▶ LAVORO RICHIESTO
Ricopia senza modifiche la parte del testo sul concerto di Mark Lanegan compresa tra "Ed è così che" e "prima dei bis.", estremi inclusi.
#### TESTO DEL DOCUMENTO ####
Andare a un concerto di Mark Lanegan è un’esperienza mistica che dovrebbe essere obbligatorio fare una volta nella vita.
E’ un ritrovarsi faccia a faccia con qualcuno che la storia del cantautorato rock non l’ha semplicemente fatta ma ce l’ha cucita addosso, sotto quella camicia nera dalle maniche troppo lunghe che indossa per il suo live romano di martedì 11 luglio.
E che non ha intenzione di smettere di farla: dagli inizi negli anni ’90 con gli Screaming Trees a oggi, Lanegan non ha mai dato segni di voler lasciare il palcoscenico, e ce lo ha dimostrato ancora una volta.
Nonostante il caldo, i cambi location, i tanti concerti concomitanti, il suo popolo infatti non ha lasciato cadere a vuoto il suo richiamo ed è accorso al Fiesta di Roma per ascoltare dal vivo una delle voci più inconfondibili del panorama musicale internazionale. E Mark non lo ha deluso: suadente, potente, essenziale, canta senza sprecare parole tra un brano e l’altro, se non qualche ringraziamento. Ogni espressione del volto è nascosta, così come lo sono i suoi occhi dietro gli occhiali scuri. Ma a emozionare ci pensa la sua voce profonda, che dal primo brano “Death’s Head Tattoo” ““ tratto dal nuovo disco solista “Gargoyle” ““ all’ultimo ci tiene legati a sè, incantenati a quel suono incantatore.
Ed è così che le quasi due ore di concerto volano, e si scivola in troppo poco da “No Bells on Sunday” a “Emperor”, da “Floor of the Ocean” a “Metamphetamine Blues”, che chiude la performance prima dei bis.
#### RACCOLTA DATI ####
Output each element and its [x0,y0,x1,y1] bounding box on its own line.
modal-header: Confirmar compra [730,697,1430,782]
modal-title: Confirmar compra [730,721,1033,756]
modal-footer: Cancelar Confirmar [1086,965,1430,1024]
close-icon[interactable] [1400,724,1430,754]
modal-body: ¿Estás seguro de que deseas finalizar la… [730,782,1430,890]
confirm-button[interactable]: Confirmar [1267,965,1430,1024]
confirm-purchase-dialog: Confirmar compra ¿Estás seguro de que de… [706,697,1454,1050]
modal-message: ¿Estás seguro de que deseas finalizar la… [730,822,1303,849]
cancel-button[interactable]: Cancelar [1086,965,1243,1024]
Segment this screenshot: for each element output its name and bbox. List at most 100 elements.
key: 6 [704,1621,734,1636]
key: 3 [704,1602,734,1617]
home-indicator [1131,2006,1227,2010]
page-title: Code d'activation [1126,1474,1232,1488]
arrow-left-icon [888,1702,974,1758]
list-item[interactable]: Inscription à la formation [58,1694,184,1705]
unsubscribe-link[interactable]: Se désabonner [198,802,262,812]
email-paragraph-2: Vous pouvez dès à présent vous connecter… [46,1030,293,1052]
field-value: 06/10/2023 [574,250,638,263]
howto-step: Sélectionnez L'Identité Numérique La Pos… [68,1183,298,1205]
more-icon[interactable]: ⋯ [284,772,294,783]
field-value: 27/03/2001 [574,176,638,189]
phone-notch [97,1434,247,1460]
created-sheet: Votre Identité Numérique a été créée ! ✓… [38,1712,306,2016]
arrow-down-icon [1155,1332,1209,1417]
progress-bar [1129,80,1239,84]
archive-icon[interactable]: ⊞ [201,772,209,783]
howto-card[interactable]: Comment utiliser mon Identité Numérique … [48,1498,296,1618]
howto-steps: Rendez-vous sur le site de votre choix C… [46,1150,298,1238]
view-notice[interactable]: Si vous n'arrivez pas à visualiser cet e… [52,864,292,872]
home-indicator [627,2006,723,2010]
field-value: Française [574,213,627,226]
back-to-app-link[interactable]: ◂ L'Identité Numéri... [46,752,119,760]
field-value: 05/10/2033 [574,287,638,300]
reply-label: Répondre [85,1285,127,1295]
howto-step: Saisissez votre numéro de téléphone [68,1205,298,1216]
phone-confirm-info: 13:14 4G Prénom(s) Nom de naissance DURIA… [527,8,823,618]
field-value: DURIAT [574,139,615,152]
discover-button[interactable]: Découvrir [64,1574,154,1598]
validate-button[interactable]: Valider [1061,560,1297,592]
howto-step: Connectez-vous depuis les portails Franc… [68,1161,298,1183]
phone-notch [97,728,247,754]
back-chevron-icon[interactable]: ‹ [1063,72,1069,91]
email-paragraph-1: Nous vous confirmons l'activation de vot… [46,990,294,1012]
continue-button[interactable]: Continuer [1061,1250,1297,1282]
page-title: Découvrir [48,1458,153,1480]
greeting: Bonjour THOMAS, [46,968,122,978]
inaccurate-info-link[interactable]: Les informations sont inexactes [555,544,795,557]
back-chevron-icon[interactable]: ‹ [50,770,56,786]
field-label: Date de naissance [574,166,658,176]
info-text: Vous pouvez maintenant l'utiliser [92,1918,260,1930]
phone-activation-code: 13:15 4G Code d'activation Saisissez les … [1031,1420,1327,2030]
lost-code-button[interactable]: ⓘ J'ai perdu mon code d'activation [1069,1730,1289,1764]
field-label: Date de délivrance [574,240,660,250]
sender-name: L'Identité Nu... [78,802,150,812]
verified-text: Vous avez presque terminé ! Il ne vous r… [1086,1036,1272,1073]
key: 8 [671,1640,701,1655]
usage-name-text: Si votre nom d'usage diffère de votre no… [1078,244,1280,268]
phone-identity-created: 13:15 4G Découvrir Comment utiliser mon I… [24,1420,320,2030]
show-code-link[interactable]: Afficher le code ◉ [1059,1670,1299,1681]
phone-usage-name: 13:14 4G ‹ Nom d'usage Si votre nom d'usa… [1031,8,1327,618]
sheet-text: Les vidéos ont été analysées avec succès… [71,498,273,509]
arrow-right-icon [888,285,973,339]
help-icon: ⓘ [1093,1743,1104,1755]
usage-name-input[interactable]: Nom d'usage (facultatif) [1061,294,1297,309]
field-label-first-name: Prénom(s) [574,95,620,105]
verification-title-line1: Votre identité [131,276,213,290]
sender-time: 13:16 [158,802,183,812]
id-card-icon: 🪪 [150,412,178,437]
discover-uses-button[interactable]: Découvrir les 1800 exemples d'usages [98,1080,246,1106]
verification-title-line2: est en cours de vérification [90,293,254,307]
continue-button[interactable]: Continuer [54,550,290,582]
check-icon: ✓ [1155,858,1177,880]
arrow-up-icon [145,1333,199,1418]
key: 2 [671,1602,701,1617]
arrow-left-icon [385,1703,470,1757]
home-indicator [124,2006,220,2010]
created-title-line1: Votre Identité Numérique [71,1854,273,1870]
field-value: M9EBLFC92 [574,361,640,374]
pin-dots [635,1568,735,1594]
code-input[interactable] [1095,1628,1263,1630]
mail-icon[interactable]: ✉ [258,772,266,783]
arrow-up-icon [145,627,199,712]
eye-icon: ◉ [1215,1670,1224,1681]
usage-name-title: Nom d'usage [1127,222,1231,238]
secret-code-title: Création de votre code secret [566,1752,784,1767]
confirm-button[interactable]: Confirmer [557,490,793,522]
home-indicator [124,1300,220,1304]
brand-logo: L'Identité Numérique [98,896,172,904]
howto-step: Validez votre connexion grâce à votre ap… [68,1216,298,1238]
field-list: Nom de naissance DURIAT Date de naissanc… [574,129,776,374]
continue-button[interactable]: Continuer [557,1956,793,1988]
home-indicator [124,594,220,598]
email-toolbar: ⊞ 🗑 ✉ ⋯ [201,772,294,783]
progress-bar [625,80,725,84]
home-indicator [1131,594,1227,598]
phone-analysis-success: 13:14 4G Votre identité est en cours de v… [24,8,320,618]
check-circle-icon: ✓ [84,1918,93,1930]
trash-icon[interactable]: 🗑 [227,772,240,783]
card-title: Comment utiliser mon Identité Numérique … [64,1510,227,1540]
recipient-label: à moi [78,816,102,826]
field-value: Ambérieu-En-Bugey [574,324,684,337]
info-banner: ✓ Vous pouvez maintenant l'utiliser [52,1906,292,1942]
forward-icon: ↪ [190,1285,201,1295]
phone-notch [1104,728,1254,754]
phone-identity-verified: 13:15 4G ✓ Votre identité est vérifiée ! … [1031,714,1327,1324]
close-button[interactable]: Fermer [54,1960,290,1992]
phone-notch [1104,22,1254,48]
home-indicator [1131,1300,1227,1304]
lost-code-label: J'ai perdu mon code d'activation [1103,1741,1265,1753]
####
▶ SOLUZIONE
Ed è così che le quasi due ore di concerto volano, e si scivola in troppo poco da “No Bells on Sunday” a “Emperor”, da “Floor of the Ocean” a “Metamphetamine Blues”, che chiude la performance prima dei bis.